Records shown START
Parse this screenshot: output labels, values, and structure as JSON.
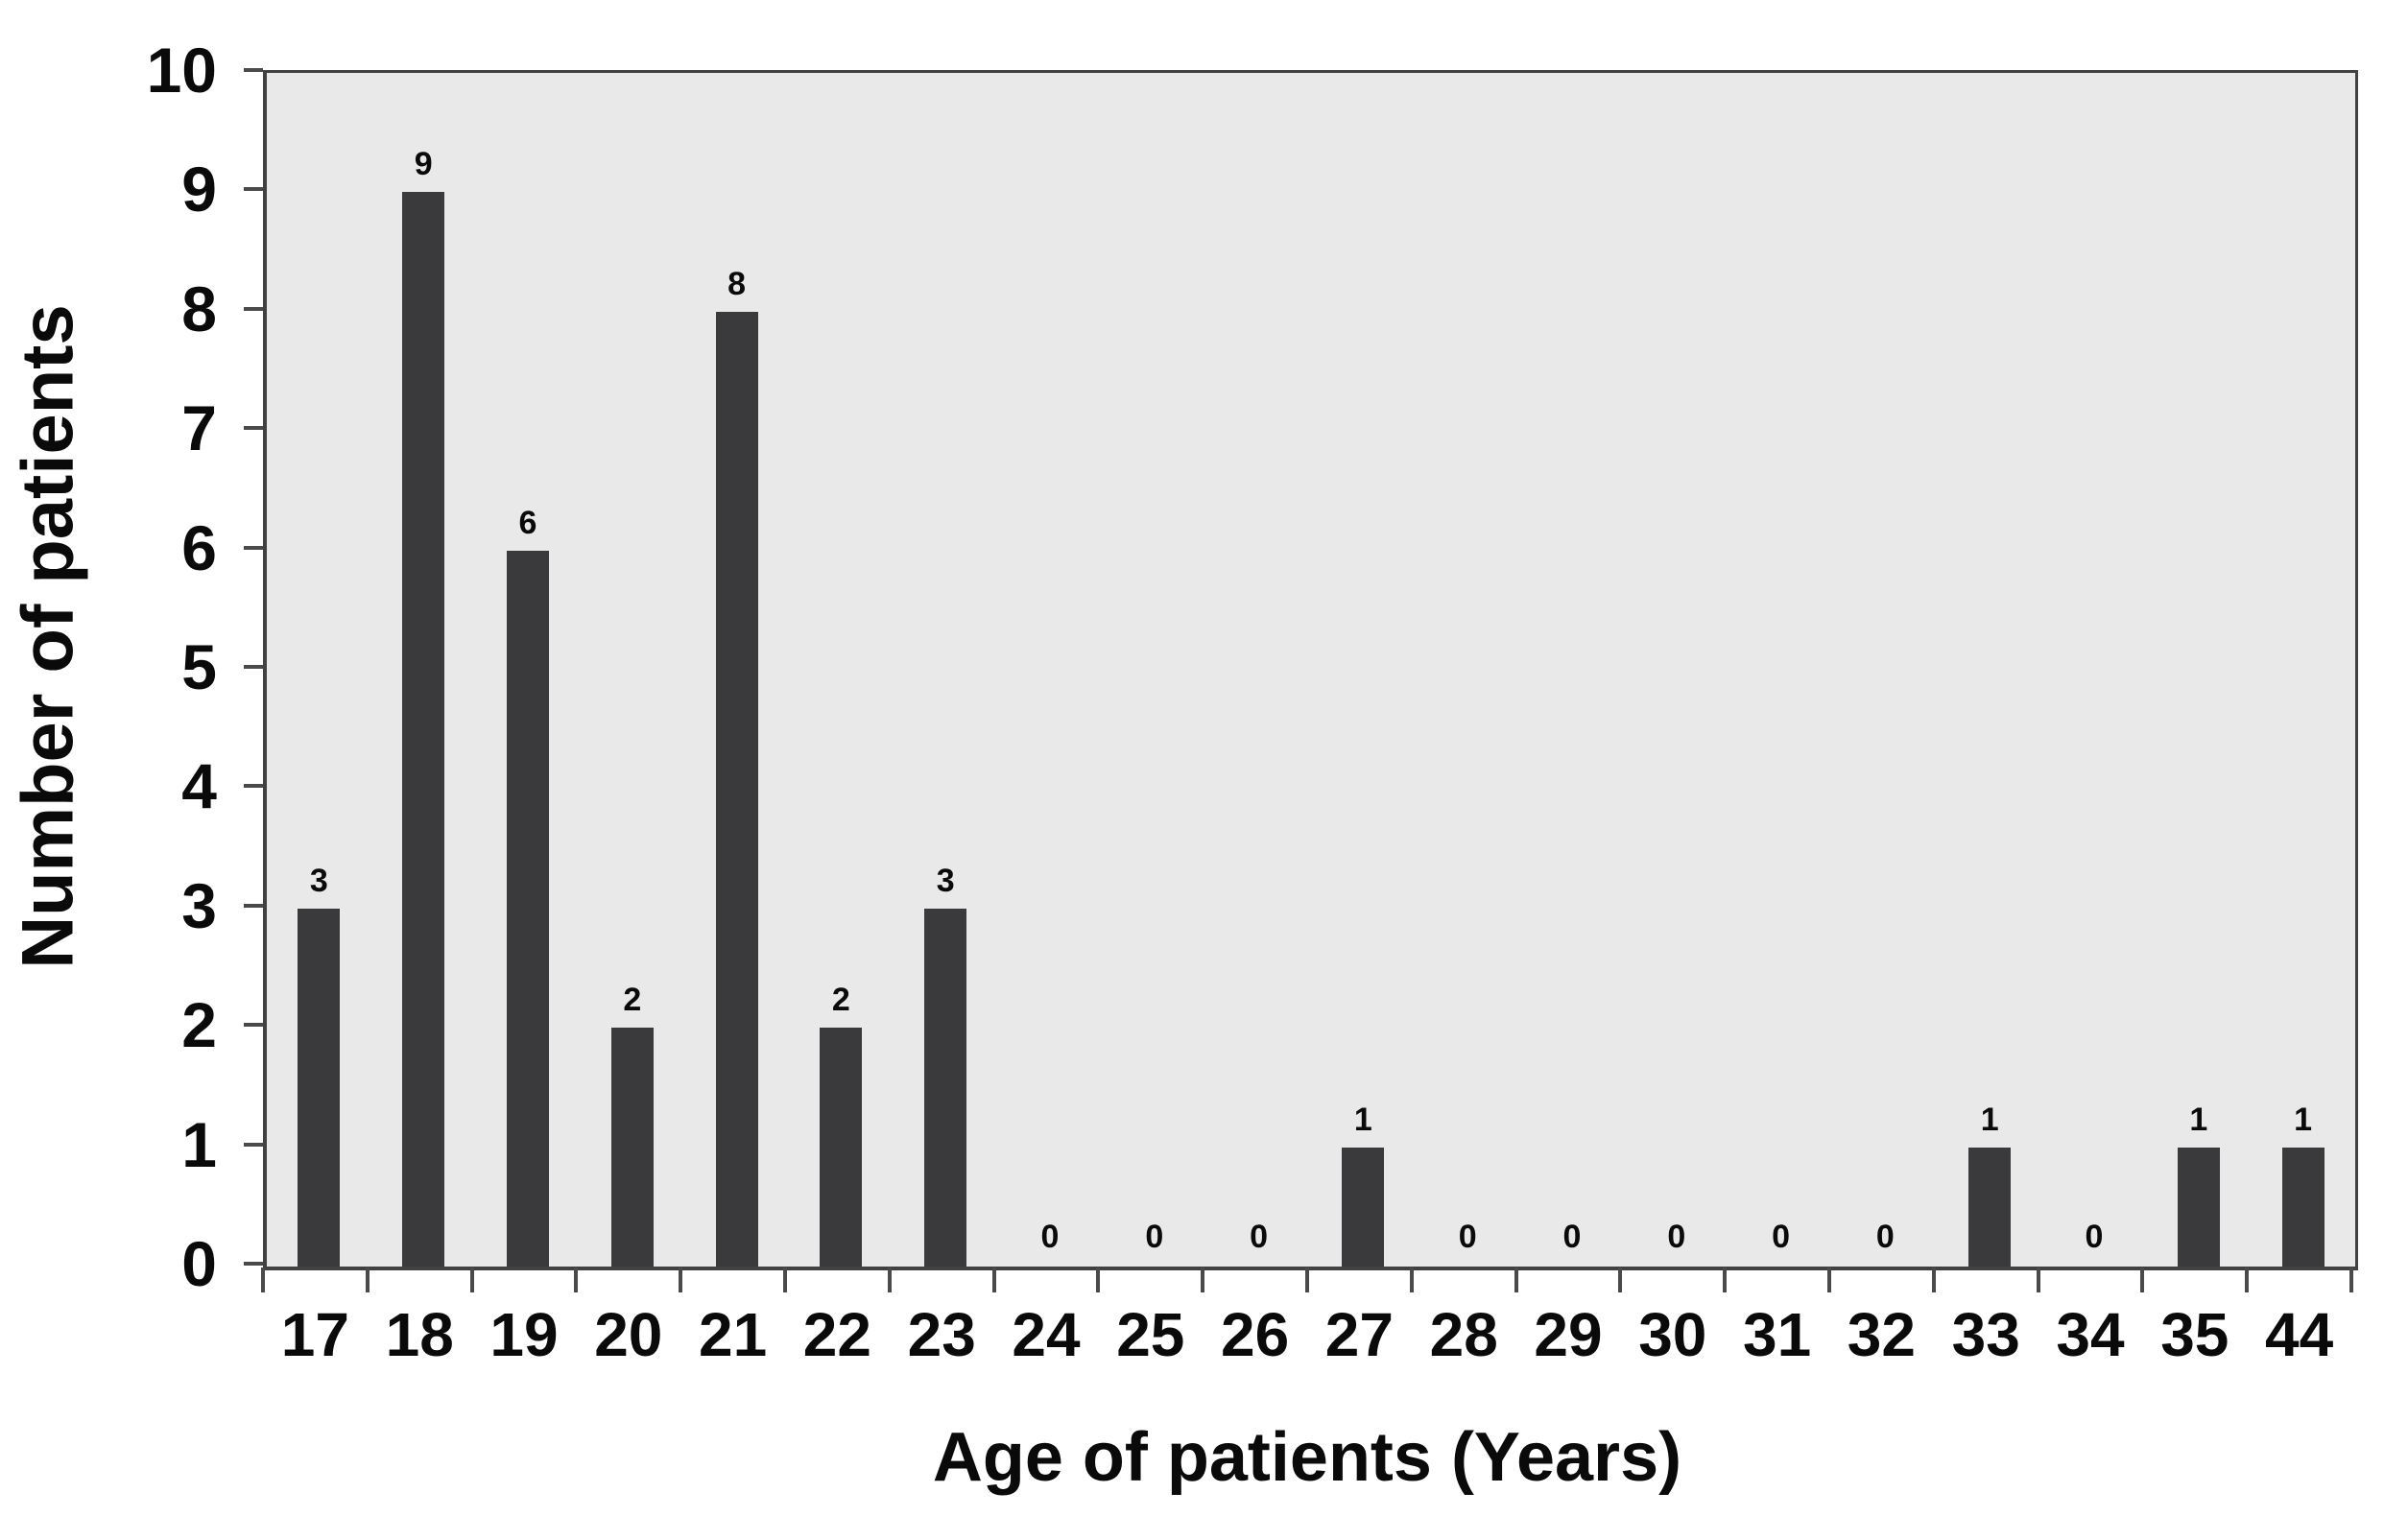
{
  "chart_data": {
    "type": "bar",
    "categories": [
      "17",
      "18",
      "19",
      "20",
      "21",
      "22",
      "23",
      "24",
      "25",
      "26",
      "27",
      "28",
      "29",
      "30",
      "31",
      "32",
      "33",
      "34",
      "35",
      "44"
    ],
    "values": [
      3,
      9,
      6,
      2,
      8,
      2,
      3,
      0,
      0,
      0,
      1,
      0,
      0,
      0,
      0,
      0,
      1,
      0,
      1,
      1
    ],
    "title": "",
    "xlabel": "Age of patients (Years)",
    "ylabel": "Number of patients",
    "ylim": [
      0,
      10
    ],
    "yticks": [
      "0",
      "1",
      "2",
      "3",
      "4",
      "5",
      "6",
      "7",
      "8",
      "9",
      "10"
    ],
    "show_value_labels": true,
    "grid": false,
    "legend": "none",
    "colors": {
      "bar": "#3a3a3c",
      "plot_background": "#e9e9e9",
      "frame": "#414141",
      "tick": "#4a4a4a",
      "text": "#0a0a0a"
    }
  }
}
Records shown END
Exercise instructions
In your copy, omit the pictures and restate every line of the data word for word.

Exercise answer
Parse this screenshot: output labels, values, and structure as JSON.
{
  "chart_data": {
    "type": "bar",
    "categories": [
      "17",
      "18",
      "19",
      "20",
      "21",
      "22",
      "23",
      "24",
      "25",
      "26",
      "27",
      "28",
      "29",
      "30",
      "31",
      "32",
      "33",
      "34",
      "35",
      "44"
    ],
    "values": [
      3,
      9,
      6,
      2,
      8,
      2,
      3,
      0,
      0,
      0,
      1,
      0,
      0,
      0,
      0,
      0,
      1,
      0,
      1,
      1
    ],
    "title": "",
    "xlabel": "Age of patients (Years)",
    "ylabel": "Number of patients",
    "ylim": [
      0,
      10
    ],
    "yticks": [
      "0",
      "1",
      "2",
      "3",
      "4",
      "5",
      "6",
      "7",
      "8",
      "9",
      "10"
    ],
    "show_value_labels": true,
    "grid": false,
    "legend": "none",
    "colors": {
      "bar": "#3a3a3c",
      "plot_background": "#e9e9e9",
      "frame": "#414141",
      "tick": "#4a4a4a",
      "text": "#0a0a0a"
    }
  }
}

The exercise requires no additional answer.